### Exercise
Select the lines that contain "from" and copy each of them.

### Provided entries
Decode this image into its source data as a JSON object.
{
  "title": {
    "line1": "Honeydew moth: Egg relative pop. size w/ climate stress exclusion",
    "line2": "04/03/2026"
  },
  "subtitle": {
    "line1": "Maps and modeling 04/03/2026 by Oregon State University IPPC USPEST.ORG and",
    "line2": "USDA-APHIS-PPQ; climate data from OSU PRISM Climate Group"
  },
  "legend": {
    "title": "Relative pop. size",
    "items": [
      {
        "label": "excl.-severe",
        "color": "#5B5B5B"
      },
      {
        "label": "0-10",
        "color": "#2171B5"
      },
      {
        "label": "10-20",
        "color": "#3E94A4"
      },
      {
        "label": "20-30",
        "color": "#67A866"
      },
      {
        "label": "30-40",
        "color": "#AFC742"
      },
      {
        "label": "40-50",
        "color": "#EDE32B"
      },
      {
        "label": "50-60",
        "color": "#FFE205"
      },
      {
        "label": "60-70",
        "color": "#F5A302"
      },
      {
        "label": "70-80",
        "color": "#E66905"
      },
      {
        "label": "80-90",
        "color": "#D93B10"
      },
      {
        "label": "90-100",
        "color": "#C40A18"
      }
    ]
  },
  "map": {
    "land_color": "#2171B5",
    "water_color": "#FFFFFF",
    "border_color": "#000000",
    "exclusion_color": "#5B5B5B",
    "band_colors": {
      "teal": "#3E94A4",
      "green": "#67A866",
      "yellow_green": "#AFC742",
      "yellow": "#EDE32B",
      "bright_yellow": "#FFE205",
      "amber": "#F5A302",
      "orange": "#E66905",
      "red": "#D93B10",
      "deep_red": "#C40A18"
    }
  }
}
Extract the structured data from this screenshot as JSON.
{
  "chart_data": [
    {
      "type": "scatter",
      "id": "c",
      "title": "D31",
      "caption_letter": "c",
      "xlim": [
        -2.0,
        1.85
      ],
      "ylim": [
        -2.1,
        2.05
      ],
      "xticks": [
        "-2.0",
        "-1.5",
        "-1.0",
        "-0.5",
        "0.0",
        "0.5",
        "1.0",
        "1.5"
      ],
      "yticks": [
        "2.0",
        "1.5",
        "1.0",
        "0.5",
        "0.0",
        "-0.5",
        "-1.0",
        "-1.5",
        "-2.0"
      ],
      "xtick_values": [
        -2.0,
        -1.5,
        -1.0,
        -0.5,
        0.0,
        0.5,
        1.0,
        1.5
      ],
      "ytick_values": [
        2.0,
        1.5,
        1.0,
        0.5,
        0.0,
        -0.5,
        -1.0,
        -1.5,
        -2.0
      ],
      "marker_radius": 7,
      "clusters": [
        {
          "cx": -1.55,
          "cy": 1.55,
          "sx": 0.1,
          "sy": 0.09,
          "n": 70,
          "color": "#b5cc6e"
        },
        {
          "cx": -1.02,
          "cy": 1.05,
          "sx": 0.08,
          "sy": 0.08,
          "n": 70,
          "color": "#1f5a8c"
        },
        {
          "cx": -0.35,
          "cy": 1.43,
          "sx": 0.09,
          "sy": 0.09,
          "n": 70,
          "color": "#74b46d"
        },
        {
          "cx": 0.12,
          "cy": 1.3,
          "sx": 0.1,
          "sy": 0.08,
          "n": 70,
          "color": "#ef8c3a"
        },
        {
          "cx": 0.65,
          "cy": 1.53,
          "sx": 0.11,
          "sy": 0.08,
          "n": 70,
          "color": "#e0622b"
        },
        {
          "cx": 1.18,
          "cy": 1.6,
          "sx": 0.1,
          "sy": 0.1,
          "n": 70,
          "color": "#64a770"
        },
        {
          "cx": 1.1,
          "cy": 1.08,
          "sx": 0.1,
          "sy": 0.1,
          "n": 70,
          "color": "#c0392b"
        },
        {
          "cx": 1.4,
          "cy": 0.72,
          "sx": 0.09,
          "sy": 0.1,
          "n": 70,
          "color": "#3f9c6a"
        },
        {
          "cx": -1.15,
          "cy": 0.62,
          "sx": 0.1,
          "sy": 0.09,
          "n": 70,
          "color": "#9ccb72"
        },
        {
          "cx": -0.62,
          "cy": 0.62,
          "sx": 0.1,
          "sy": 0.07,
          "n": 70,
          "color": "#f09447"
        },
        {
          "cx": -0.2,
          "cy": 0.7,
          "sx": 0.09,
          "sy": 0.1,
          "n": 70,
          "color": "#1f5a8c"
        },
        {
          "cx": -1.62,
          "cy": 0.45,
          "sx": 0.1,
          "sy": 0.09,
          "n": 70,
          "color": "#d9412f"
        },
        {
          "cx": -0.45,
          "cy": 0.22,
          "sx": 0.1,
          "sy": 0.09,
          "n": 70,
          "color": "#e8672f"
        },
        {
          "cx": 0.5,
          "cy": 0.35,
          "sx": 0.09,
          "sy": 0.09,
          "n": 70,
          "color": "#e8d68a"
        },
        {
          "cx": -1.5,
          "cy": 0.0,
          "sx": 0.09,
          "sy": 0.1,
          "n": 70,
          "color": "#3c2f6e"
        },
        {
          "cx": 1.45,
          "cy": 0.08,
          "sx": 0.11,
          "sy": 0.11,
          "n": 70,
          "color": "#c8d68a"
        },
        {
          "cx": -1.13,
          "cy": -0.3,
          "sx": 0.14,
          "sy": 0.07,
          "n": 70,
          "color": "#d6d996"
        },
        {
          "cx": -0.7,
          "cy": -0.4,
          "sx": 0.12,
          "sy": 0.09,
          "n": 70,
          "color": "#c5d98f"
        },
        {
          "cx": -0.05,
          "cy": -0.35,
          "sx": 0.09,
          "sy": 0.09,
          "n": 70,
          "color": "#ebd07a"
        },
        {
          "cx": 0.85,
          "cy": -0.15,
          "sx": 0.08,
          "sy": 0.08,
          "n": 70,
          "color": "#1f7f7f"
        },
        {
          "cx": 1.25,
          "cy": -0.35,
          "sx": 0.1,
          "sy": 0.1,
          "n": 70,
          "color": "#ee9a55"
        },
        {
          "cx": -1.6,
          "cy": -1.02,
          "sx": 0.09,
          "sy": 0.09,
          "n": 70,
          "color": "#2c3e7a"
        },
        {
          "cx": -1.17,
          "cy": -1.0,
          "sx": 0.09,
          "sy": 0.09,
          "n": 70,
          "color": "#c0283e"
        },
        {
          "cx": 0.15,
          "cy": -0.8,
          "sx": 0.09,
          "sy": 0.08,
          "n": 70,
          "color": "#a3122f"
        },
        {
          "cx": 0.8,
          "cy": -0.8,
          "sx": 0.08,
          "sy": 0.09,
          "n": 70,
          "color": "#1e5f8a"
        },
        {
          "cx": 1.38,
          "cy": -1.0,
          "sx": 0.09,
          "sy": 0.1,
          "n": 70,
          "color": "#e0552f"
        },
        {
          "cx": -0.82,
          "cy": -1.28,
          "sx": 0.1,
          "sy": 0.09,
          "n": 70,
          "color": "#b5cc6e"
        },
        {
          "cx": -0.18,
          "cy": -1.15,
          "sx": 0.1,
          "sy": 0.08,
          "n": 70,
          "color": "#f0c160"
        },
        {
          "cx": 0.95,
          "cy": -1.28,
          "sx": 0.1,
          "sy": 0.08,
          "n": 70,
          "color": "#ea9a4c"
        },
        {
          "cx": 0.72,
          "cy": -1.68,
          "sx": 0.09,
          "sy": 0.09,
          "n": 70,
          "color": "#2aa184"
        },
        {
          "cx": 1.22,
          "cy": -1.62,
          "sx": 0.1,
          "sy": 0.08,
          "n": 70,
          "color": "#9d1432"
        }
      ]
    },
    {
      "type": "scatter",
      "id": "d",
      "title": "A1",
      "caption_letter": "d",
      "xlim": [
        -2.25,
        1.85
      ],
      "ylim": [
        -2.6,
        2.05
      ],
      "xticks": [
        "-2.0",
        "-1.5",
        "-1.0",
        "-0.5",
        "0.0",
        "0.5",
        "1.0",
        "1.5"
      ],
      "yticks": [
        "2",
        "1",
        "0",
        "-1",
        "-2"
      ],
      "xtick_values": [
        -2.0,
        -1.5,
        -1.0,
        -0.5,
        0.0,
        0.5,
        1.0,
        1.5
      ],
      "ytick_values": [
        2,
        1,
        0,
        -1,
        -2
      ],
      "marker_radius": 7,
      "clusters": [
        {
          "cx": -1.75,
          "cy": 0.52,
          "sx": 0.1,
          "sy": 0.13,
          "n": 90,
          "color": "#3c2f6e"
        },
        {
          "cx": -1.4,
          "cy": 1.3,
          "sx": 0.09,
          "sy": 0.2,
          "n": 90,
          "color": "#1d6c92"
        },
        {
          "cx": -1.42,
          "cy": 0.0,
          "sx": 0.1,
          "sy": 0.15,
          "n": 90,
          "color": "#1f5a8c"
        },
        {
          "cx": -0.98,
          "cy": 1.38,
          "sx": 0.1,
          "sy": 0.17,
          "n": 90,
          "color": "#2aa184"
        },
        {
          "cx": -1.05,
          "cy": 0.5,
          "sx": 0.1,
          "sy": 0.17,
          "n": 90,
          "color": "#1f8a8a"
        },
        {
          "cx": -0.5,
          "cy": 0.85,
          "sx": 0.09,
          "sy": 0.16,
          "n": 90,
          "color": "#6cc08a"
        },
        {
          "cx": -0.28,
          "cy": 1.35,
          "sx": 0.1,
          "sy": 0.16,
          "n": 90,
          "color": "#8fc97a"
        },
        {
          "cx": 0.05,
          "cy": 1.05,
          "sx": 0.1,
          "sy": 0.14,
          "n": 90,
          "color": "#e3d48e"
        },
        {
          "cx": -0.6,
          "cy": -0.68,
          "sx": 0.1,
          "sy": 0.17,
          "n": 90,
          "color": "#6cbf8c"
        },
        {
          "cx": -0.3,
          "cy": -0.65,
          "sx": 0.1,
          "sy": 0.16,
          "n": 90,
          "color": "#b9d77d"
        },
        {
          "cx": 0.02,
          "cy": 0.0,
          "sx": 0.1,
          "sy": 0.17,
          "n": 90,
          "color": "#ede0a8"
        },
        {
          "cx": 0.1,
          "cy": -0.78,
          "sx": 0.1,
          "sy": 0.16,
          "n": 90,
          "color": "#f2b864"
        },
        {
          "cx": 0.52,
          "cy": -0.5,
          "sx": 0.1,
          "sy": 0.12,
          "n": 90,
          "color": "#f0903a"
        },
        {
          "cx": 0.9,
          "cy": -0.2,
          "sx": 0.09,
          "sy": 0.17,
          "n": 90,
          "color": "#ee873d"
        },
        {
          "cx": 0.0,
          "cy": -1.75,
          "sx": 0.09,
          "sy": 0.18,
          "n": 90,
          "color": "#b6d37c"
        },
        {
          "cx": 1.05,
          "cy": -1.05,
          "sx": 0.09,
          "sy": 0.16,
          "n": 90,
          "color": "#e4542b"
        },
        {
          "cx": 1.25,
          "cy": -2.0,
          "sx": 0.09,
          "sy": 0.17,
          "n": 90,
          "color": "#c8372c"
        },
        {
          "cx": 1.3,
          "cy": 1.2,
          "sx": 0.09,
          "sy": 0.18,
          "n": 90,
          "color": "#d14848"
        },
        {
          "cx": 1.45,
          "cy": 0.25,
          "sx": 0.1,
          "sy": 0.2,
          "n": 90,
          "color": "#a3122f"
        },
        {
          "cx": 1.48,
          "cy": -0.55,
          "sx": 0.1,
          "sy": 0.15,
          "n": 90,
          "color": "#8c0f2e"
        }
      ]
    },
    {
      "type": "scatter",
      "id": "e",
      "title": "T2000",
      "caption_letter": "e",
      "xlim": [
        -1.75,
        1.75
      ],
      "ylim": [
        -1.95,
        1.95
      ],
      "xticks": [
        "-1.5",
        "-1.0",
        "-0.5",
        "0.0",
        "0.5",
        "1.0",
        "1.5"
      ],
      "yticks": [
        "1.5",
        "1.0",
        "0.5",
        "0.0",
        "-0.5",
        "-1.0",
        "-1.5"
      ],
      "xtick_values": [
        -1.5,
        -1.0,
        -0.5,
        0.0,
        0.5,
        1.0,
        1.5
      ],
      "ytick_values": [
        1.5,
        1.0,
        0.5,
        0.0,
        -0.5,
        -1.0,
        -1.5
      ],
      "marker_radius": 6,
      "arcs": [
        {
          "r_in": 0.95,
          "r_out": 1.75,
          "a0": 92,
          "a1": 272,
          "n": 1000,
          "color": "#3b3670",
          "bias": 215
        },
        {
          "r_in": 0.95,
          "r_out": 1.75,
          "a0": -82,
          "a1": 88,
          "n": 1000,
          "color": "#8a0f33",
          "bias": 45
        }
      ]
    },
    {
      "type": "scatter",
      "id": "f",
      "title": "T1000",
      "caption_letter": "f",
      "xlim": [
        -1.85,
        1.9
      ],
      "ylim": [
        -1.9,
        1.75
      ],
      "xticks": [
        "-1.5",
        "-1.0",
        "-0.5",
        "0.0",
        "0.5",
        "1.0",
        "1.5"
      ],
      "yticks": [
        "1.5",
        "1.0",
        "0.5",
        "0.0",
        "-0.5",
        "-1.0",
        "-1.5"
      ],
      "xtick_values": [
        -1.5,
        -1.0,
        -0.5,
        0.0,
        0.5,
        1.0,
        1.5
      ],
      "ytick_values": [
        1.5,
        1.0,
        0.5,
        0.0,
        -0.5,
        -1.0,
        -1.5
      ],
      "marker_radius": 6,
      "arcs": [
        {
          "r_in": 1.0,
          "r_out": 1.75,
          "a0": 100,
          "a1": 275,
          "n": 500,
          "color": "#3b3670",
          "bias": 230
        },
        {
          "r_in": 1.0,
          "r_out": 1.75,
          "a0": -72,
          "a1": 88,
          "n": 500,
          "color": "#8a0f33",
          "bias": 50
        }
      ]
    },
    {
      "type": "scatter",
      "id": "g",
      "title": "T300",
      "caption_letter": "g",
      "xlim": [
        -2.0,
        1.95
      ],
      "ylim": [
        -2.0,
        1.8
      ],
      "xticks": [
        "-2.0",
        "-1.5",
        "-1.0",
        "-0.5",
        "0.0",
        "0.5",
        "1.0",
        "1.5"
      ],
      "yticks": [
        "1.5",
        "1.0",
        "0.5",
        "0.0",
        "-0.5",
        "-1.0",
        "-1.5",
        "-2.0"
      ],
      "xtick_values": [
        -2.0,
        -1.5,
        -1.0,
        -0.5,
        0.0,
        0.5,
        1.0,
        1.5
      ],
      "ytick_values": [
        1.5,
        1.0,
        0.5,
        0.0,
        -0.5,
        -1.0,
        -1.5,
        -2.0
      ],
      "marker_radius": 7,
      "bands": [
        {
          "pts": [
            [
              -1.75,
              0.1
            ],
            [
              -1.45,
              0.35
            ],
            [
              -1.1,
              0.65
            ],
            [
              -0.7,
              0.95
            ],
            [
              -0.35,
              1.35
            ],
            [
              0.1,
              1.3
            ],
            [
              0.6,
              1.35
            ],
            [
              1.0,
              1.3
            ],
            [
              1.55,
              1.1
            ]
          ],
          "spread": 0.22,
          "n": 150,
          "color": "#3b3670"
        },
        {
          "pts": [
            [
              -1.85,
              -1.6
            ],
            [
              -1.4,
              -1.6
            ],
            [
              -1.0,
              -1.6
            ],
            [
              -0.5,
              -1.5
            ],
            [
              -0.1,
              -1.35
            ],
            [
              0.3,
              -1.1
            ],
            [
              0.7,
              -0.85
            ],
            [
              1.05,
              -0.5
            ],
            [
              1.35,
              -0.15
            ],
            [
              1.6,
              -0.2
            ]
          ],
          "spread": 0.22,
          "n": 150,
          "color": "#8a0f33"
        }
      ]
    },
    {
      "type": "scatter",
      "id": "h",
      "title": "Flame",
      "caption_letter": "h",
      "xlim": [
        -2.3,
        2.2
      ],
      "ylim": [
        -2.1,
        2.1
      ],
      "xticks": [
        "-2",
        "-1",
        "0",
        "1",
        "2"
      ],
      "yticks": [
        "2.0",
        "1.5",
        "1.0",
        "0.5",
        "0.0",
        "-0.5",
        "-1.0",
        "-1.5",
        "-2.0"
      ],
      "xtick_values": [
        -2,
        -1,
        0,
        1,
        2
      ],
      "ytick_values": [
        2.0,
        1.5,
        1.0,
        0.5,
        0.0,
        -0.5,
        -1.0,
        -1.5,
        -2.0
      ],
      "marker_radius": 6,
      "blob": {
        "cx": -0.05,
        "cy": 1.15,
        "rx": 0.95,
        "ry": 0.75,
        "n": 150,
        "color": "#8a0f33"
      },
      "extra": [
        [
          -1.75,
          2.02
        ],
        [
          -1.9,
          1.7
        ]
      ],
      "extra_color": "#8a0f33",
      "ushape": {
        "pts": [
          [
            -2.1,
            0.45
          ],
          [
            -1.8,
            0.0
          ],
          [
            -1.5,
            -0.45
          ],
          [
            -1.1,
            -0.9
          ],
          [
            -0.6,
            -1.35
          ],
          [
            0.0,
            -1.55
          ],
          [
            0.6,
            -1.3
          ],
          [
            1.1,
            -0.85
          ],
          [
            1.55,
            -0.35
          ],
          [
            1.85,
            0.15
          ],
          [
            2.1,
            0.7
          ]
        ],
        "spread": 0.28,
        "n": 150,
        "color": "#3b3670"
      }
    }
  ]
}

### Task output
    "line2": "USDA-APHIS-PPQ; climate data from OSU PRISM Climate Group"
Extract the structured data from this screenshot as JSON.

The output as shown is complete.